Goal:
Give all of the lines again exactly as they read.

Record excerpts:
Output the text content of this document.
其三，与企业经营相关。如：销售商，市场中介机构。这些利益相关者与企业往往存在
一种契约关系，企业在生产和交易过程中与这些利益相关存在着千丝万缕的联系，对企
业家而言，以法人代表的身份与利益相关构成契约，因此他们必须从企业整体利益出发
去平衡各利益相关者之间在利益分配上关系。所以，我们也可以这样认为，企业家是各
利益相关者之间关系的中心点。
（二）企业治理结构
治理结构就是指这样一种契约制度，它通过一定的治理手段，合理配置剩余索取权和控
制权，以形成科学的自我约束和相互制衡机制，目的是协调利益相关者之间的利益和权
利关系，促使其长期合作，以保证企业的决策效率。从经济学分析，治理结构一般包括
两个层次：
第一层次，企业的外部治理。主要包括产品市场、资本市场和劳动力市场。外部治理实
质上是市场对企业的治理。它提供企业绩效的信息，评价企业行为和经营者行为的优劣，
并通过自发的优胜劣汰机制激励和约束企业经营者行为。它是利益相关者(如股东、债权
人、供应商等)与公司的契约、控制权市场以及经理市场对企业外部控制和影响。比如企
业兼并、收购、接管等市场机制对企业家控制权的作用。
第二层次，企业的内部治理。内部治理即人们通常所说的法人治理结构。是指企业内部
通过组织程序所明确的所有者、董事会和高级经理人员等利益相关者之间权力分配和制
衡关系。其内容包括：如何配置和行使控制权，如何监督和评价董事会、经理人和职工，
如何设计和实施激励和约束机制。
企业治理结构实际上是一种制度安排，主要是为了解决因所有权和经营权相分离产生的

Response for this exercise:
Output the text content of this document.
其三，与企业经营相关。如：销售商，市场中介机构。这些利益相关者与企业往往存在
一种契约关系，企业在生产和交易过程中与这些利益相关存在着千丝万缕的联系，对企
业家而言，以法人代表的身份与利益相关构成契约，因此他们必须从企业整体利益出发
去平衡各利益相关者之间在利益分配上关系。所以，我们也可以这样认为，企业家是各
利益相关者之间关系的中心点。
（二）企业治理结构
治理结构就是指这样一种契约制度，它通过一定的治理手段，合理配置剩余索取权和控
制权，以形成科学的自我约束和相互制衡机制，目的是协调利益相关者之间的利益和权
利关系，促使其长期合作，以保证企业的决策效率。从经济学分析，治理结构一般包括
两个层次：
第一层次，企业的外部治理。主要包括产品市场、资本市场和劳动力市场。外部治理实
质上是市场对企业的治理。它提供企业绩效的信息，评价企业行为和经营者行为的优劣，
并通过自发的优胜劣汰机制激励和约束企业经营者行为。它是利益相关者(如股东、债权
人、供应商等)与公司的契约、控制权市场以及经理市场对企业外部控制和影响。比如企
业兼并、收购、接管等市场机制对企业家控制权的作用。
第二层次，企业的内部治理。内部治理即人们通常所说的法人治理结构。是指企业内部
通过组织程序所明确的所有者、董事会和高级经理人员等利益相关者之间权力分配和制
衡关系。其内容包括：如何配置和行使控制权，如何监督和评价董事会、经理人和职工，
如何设计和实施激励和约束机制。
企业治理结构实际上是一种制度安排，主要是为了解决因所有权和经营权相分离产生的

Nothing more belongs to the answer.